Figure collection entries
========================

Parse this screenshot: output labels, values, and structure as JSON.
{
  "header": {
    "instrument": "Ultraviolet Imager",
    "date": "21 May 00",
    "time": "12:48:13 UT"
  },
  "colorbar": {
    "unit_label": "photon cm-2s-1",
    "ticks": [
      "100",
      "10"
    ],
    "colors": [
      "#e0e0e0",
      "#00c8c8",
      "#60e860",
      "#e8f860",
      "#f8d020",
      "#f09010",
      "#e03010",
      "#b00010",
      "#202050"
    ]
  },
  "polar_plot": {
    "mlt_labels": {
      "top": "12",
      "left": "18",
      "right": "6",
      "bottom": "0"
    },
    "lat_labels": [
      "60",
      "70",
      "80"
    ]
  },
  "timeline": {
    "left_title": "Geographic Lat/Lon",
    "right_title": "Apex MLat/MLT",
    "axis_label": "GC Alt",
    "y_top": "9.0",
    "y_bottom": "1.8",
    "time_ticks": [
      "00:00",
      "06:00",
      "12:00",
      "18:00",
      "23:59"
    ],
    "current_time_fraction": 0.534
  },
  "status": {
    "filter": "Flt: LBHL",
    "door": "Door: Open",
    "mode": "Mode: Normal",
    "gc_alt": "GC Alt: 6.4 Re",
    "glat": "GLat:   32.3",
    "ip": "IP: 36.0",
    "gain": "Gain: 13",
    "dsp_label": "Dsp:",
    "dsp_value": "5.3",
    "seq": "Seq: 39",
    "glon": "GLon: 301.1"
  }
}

========================

WHAT IS NEEDED
Write out each line of the data above again, exactly as given.

OUTPUT
Parse this screenshot: output labels, values, and structure as JSON.
{
  "header": {
    "instrument": "Ultraviolet Imager",
    "date": "21 May 00",
    "time": "12:48:13 UT"
  },
  "colorbar": {
    "unit_label": "photon cm-2s-1",
    "ticks": [
      "100",
      "10"
    ],
    "colors": [
      "#e0e0e0",
      "#00c8c8",
      "#60e860",
      "#e8f860",
      "#f8d020",
      "#f09010",
      "#e03010",
      "#b00010",
      "#202050"
    ]
  },
  "polar_plot": {
    "mlt_labels": {
      "top": "12",
      "left": "18",
      "right": "6",
      "bottom": "0"
    },
    "lat_labels": [
      "60",
      "70",
      "80"
    ]
  },
  "timeline": {
    "left_title": "Geographic Lat/Lon",
    "right_title": "Apex MLat/MLT",
    "axis_label": "GC Alt",
    "y_top": "9.0",
    "y_bottom": "1.8",
    "time_ticks": [
      "00:00",
      "06:00",
      "12:00",
      "18:00",
      "23:59"
    ],
    "current_time_fraction": 0.534
  },
  "status": {
    "filter": "Flt: LBHL",
    "door": "Door: Open",
    "mode": "Mode: Normal",
    "gc_alt": "GC Alt: 6.4 Re",
    "glat": "GLat:   32.3",
    "ip": "IP: 36.0",
    "gain": "Gain: 13",
    "dsp_label": "Dsp:",
    "dsp_value": "5.3",
    "seq": "Seq: 39",
    "glon": "GLon: 301.1"
  }
}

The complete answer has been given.